*What is being asked:*
Pick every line with "Open" from the material below.

════════════════════

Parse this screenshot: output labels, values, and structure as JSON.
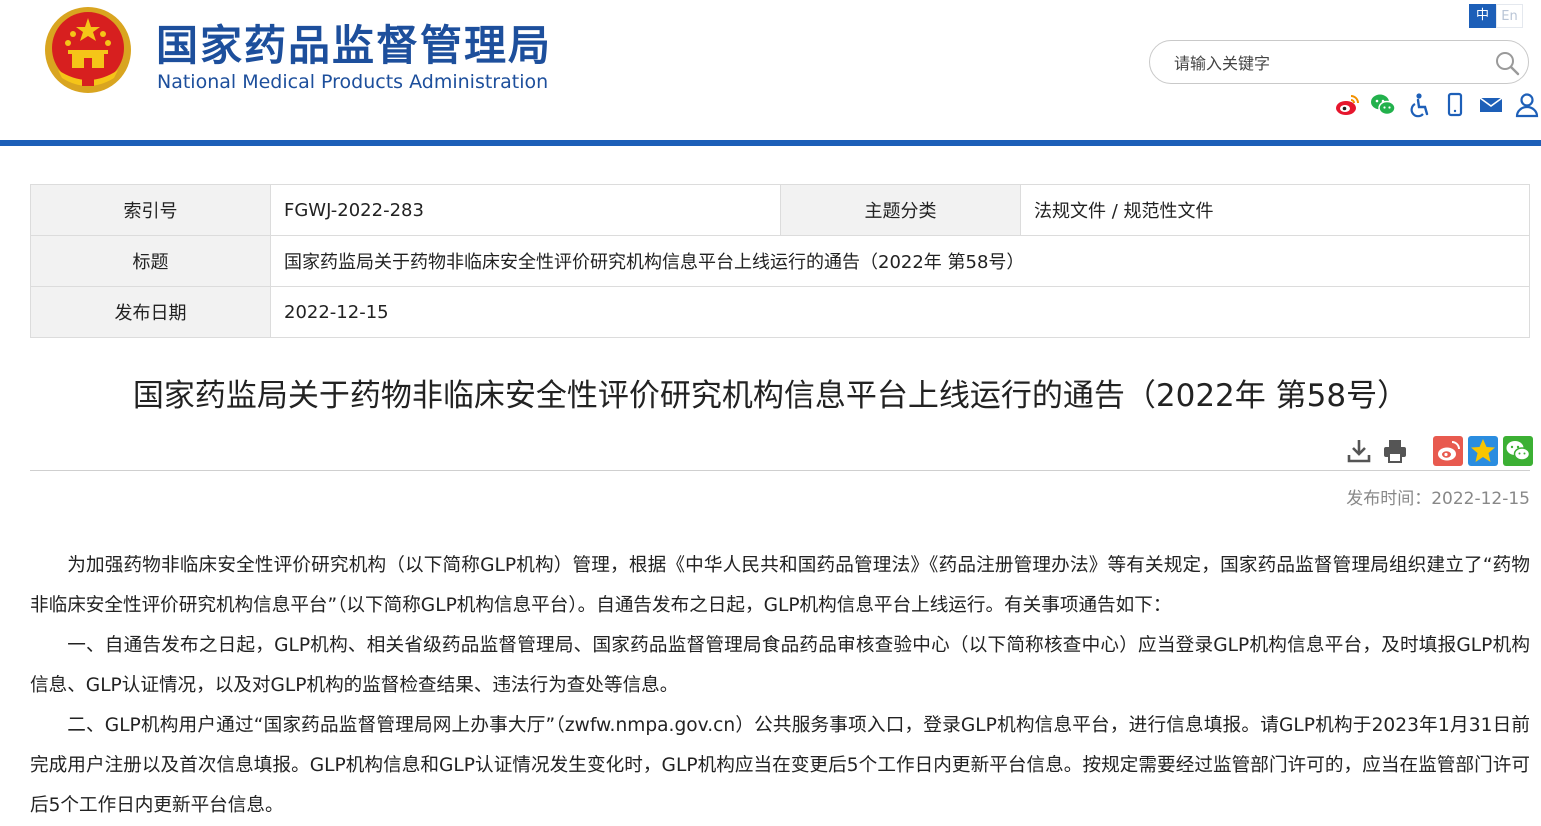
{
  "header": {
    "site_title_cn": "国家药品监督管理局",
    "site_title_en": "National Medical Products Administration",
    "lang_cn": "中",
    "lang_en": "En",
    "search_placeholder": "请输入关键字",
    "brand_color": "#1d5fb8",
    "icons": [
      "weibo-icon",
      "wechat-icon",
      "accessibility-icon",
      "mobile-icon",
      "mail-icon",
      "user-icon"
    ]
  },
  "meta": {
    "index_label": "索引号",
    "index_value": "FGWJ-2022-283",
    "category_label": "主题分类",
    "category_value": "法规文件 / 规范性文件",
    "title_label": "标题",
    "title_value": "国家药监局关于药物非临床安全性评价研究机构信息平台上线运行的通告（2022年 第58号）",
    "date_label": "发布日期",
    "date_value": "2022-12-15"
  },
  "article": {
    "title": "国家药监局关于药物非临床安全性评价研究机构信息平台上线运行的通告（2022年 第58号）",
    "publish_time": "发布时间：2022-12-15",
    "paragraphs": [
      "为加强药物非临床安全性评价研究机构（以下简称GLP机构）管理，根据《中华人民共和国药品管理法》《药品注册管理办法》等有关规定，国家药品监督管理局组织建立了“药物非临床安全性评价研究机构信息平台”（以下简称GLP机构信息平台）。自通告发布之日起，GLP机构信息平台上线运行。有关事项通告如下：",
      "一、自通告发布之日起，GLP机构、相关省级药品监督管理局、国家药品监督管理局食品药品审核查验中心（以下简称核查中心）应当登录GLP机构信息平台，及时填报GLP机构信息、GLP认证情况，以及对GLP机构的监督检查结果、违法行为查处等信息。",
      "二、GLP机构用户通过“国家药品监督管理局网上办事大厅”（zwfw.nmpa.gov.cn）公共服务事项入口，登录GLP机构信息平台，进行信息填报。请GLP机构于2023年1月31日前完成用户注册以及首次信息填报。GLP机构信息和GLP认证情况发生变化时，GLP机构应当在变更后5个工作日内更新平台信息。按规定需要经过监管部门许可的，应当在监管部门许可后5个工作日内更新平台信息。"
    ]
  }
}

════════════════════

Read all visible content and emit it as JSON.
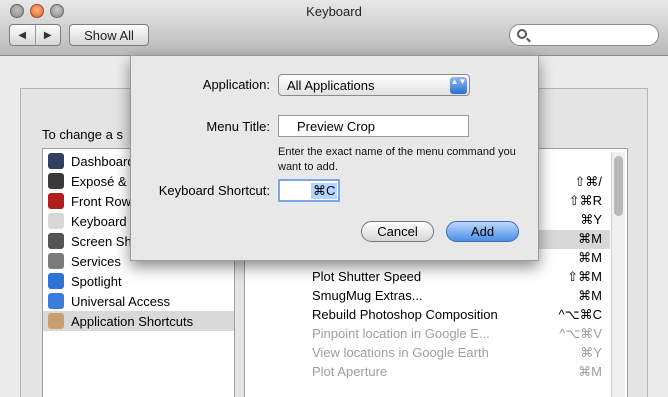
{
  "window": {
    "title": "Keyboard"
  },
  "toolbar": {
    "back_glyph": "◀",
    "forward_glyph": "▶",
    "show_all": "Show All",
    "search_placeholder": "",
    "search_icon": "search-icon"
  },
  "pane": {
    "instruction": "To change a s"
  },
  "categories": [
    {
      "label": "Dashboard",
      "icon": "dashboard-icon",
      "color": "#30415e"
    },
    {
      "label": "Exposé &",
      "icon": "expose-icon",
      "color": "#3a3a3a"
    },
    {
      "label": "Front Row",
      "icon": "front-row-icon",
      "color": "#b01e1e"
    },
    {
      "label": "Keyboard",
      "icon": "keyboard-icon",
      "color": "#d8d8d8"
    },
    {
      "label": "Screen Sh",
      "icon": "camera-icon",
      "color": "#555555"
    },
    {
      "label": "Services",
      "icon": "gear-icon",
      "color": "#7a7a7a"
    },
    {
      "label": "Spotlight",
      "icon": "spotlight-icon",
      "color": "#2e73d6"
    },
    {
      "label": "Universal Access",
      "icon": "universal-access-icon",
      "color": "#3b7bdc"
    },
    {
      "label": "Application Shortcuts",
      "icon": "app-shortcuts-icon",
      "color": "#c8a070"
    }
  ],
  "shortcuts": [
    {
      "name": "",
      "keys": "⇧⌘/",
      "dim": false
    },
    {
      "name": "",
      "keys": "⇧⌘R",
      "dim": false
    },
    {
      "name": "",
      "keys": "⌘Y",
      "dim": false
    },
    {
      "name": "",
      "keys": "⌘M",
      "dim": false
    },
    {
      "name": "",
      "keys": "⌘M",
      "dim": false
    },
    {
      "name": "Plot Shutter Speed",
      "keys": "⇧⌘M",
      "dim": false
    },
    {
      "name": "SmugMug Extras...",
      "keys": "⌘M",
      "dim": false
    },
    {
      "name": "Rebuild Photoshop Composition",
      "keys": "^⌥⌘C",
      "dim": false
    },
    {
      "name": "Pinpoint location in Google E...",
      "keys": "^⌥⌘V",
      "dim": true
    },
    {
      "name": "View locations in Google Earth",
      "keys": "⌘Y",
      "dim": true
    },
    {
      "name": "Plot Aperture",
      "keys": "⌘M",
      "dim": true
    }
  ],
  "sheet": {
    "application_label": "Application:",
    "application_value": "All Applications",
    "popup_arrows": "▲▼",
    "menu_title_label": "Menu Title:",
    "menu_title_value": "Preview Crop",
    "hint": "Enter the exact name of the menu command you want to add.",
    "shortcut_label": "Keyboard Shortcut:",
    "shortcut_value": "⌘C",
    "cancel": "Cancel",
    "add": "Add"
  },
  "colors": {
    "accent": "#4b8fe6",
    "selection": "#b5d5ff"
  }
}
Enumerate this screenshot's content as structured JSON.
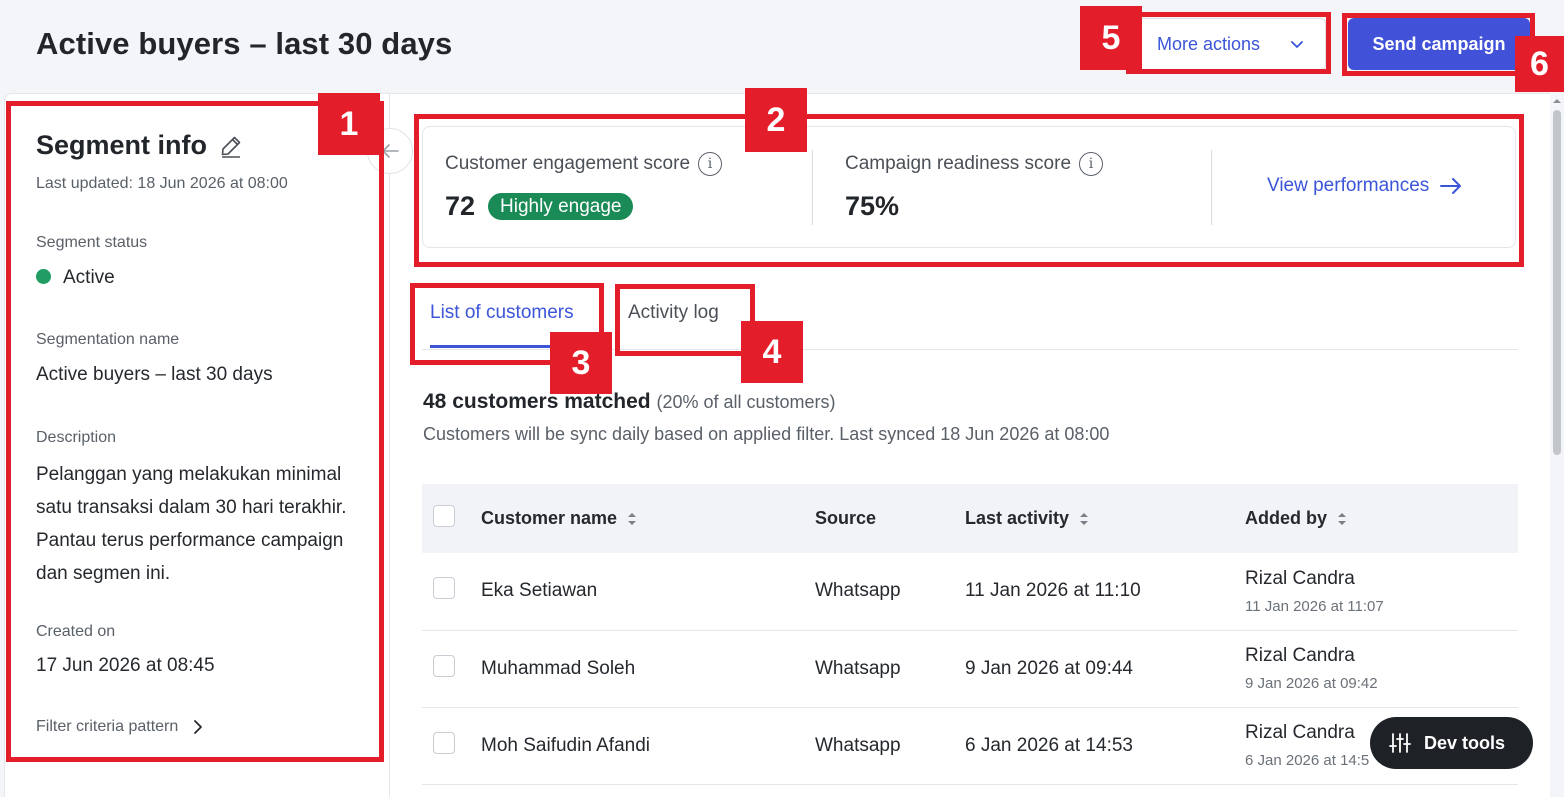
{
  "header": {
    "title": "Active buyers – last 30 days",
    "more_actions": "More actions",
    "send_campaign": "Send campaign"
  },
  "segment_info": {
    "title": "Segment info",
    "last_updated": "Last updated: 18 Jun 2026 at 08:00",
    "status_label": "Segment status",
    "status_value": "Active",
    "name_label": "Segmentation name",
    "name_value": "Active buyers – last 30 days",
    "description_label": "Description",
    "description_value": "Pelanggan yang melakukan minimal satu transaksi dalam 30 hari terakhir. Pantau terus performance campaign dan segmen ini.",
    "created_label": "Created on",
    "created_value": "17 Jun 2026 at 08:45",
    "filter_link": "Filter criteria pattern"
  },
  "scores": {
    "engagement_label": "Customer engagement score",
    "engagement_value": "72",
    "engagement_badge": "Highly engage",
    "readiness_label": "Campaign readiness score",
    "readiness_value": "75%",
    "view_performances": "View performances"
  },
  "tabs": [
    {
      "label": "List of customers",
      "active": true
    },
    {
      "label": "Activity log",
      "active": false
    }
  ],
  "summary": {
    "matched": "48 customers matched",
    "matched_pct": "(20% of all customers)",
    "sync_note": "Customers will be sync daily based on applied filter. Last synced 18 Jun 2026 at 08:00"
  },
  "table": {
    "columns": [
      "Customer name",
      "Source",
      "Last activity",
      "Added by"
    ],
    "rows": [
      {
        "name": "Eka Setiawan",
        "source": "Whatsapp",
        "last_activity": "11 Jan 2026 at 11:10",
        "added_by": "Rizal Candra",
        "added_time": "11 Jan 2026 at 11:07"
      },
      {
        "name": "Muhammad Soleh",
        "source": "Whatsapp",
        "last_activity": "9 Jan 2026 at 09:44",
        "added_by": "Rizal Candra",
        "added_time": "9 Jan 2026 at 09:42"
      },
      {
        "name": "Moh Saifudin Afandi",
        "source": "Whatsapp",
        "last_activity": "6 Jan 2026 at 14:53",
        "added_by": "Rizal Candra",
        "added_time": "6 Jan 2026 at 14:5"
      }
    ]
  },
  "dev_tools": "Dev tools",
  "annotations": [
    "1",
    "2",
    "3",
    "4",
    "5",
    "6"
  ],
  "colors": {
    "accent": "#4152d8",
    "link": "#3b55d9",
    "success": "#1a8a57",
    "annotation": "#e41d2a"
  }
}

════════════════════

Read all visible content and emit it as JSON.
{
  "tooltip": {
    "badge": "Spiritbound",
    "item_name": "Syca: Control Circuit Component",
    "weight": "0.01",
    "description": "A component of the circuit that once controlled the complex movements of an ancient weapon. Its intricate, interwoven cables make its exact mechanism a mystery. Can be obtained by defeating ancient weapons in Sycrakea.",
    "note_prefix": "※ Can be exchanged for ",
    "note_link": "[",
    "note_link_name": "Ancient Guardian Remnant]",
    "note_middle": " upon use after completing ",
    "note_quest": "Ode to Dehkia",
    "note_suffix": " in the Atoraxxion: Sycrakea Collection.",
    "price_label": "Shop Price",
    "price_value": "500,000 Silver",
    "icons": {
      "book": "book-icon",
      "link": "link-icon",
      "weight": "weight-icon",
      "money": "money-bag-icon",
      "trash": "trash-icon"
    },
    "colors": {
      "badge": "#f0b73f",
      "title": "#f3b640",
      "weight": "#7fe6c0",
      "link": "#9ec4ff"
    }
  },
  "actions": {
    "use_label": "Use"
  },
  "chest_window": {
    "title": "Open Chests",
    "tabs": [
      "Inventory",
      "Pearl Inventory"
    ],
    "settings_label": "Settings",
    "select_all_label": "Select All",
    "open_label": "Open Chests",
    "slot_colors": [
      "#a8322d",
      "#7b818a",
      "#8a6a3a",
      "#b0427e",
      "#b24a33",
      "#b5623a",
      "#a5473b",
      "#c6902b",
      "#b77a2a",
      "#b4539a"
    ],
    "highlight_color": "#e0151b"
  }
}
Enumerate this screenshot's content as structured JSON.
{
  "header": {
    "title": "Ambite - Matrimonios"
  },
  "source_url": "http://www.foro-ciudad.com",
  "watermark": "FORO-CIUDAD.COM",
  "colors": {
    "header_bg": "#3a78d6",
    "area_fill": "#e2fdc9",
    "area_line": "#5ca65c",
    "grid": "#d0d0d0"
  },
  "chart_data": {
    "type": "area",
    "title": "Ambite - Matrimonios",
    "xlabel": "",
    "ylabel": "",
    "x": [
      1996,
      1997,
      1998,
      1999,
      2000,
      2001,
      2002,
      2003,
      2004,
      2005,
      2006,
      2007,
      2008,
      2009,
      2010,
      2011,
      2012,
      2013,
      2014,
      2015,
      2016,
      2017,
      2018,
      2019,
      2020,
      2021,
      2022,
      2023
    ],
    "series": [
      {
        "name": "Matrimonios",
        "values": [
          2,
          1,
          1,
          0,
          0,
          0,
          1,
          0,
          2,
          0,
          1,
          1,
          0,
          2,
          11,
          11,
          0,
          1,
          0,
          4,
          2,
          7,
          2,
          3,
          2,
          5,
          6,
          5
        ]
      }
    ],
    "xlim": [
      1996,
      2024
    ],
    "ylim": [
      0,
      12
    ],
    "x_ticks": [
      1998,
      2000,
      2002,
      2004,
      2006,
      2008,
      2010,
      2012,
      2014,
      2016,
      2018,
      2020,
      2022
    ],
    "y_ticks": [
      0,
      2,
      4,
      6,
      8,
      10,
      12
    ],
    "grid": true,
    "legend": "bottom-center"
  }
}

════════════════════

*Exercise output:*
    "title": "Open Chests",
    "open_label": "Open Chests",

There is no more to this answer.